YOUR GOAL -> Set down the records once more, please, exactly and with the pictures left out.

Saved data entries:
┏━━

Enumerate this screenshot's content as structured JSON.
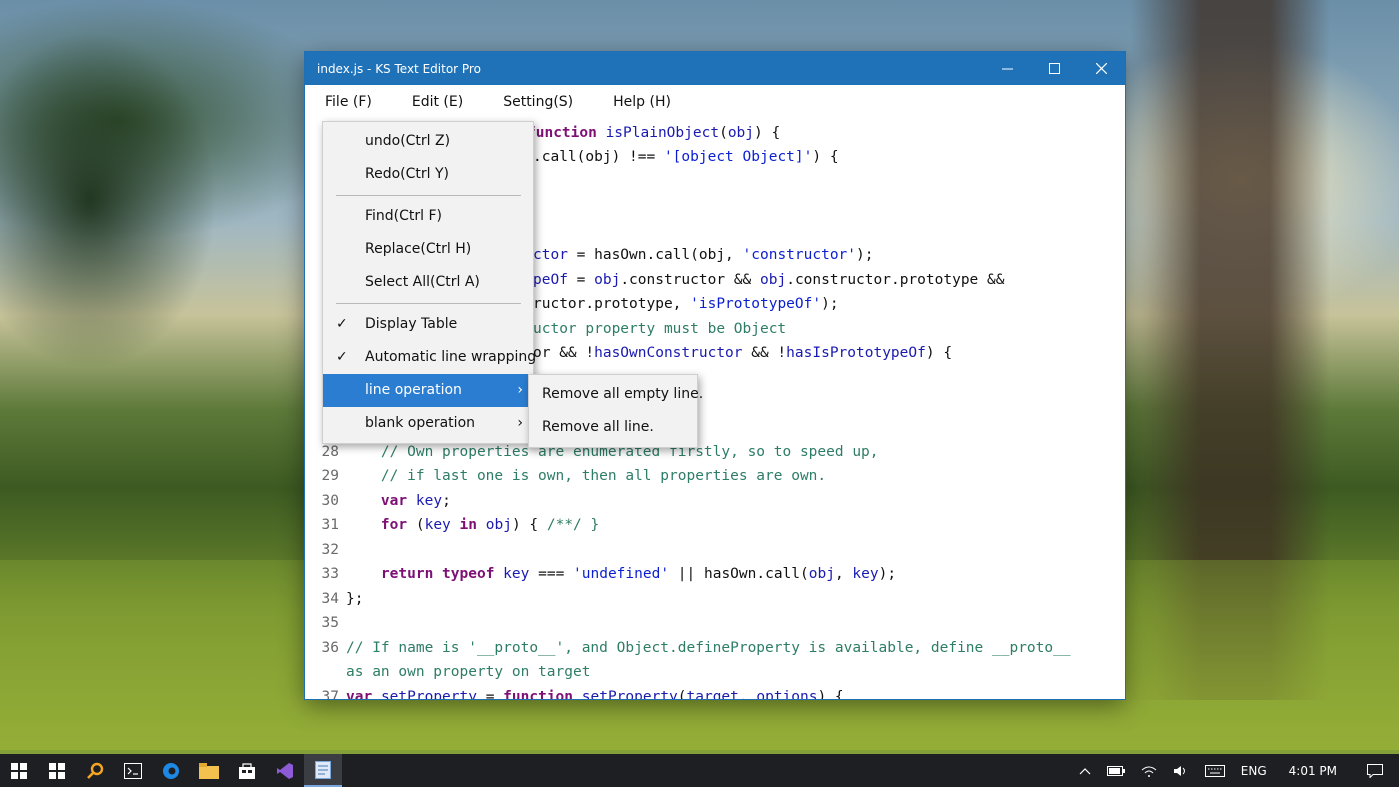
{
  "window": {
    "title": "index.js - KS Text Editor Pro",
    "minimize": "—",
    "maximize": "☐",
    "close": "✕"
  },
  "menubar": {
    "file": "File (F)",
    "edit": "Edit (E)",
    "setting": "Setting(S)",
    "help": "Help (H)"
  },
  "edit_menu": {
    "undo": "undo(Ctrl Z)",
    "redo": "Redo(Ctrl Y)",
    "find": "Find(Ctrl F)",
    "replace": "Replace(Ctrl H)",
    "select_all": "Select All(Ctrl A)",
    "display_table": "Display Table",
    "auto_wrap": "Automatic line wrapping",
    "line_operation": "line operation",
    "blank_operation": "blank operation",
    "checkmark": "✓",
    "submenu_arrow": "›"
  },
  "line_submenu": {
    "remove_empty": "Remove all empty line.",
    "remove_all": "Remove all line."
  },
  "code": {
    "l1": "function isPlainObject(obj) {",
    "l2a": ".call(obj) !== ",
    "l2b": "'[object Object]'",
    "l2c": ") {",
    "l5a": "ctor",
    "l5b": " = hasOwn.call(obj, ",
    "l5c": "'constructor'",
    "l5d": ");",
    "l6a": "peOf",
    "l6b": " = ",
    "l6c": "obj",
    "l6d": ".constructor && ",
    "l6e": "obj",
    "l6f": ".constructor.prototype &&",
    "l7a": "ructor.prototype, ",
    "l7b": "'isPrototypeOf'",
    "l7c": ");",
    "l8": "uctor property must be Object",
    "l9a": "or && !",
    "l9b": "hasOwnConstructor",
    "l9c": " && !",
    "l9d": "hasIsPrototypeOf",
    "l9e": ") {",
    "n28": "28",
    "c28": "    // Own properties are enumerated firstly, so to speed up,",
    "n29": "29",
    "c29": "    // if last one is own, then all properties are own.",
    "n30": "30",
    "n31": "31",
    "n32": "32",
    "n33": "33",
    "n34": "34",
    "c34": "};",
    "n35": "35",
    "n36": "36",
    "c36": "// If name is '__proto__', and Object.defineProperty is available, define __proto__",
    "c36b": "as an own property on target",
    "n37": "37",
    "kw_var": "var",
    "kw_for": "for",
    "kw_in": "in",
    "kw_return": "return",
    "kw_typeof": "typeof",
    "kw_function": "function",
    "id_key": "key",
    "id_obj": "obj",
    "str_undefined": "'undefined'",
    "c31_tail": " /**/ }",
    "c33_mid": " || hasOwn.call(",
    "c33_tail": ");",
    "c37_id": "setProperty",
    "c37_fn": "setProperty",
    "c37_args": "target, options",
    "c37_tail": ") {"
  },
  "taskbar": {
    "lang": "ENG",
    "time": "4:01 PM"
  }
}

┗━━

COMPLETED TASK ->
Enumerate this screenshot's content as structured JSON.
{
  "window": {
    "title": "index.js - KS Text Editor Pro",
    "minimize": "—",
    "maximize": "☐",
    "close": "✕"
  },
  "menubar": {
    "file": "File (F)",
    "edit": "Edit (E)",
    "setting": "Setting(S)",
    "help": "Help (H)"
  },
  "edit_menu": {
    "undo": "undo(Ctrl Z)",
    "redo": "Redo(Ctrl Y)",
    "find": "Find(Ctrl F)",
    "replace": "Replace(Ctrl H)",
    "select_all": "Select All(Ctrl A)",
    "display_table": "Display Table",
    "auto_wrap": "Automatic line wrapping",
    "line_operation": "line operation",
    "blank_operation": "blank operation",
    "checkmark": "✓",
    "submenu_arrow": "›"
  },
  "line_submenu": {
    "remove_empty": "Remove all empty line.",
    "remove_all": "Remove all line."
  },
  "code": {
    "l1": "function isPlainObject(obj) {",
    "l2a": ".call(obj) !== ",
    "l2b": "'[object Object]'",
    "l2c": ") {",
    "l5a": "ctor",
    "l5b": " = hasOwn.call(obj, ",
    "l5c": "'constructor'",
    "l5d": ");",
    "l6a": "peOf",
    "l6b": " = ",
    "l6c": "obj",
    "l6d": ".constructor && ",
    "l6e": "obj",
    "l6f": ".constructor.prototype &&",
    "l7a": "ructor.prototype, ",
    "l7b": "'isPrototypeOf'",
    "l7c": ");",
    "l8": "uctor property must be Object",
    "l9a": "or && !",
    "l9b": "hasOwnConstructor",
    "l9c": " && !",
    "l9d": "hasIsPrototypeOf",
    "l9e": ") {",
    "n28": "28",
    "c28": "    // Own properties are enumerated firstly, so to speed up,",
    "n29": "29",
    "c29": "    // if last one is own, then all properties are own.",
    "n30": "30",
    "n31": "31",
    "n32": "32",
    "n33": "33",
    "n34": "34",
    "c34": "};",
    "n35": "35",
    "n36": "36",
    "c36": "// If name is '__proto__', and Object.defineProperty is available, define __proto__",
    "c36b": "as an own property on target",
    "n37": "37",
    "kw_var": "var",
    "kw_for": "for",
    "kw_in": "in",
    "kw_return": "return",
    "kw_typeof": "typeof",
    "kw_function": "function",
    "id_key": "key",
    "id_obj": "obj",
    "str_undefined": "'undefined'",
    "c31_tail": " /**/ }",
    "c33_mid": " || hasOwn.call(",
    "c33_tail": ");",
    "c37_id": "setProperty",
    "c37_fn": "setProperty",
    "c37_args": "target, options",
    "c37_tail": ") {"
  },
  "taskbar": {
    "lang": "ENG",
    "time": "4:01 PM"
  }
}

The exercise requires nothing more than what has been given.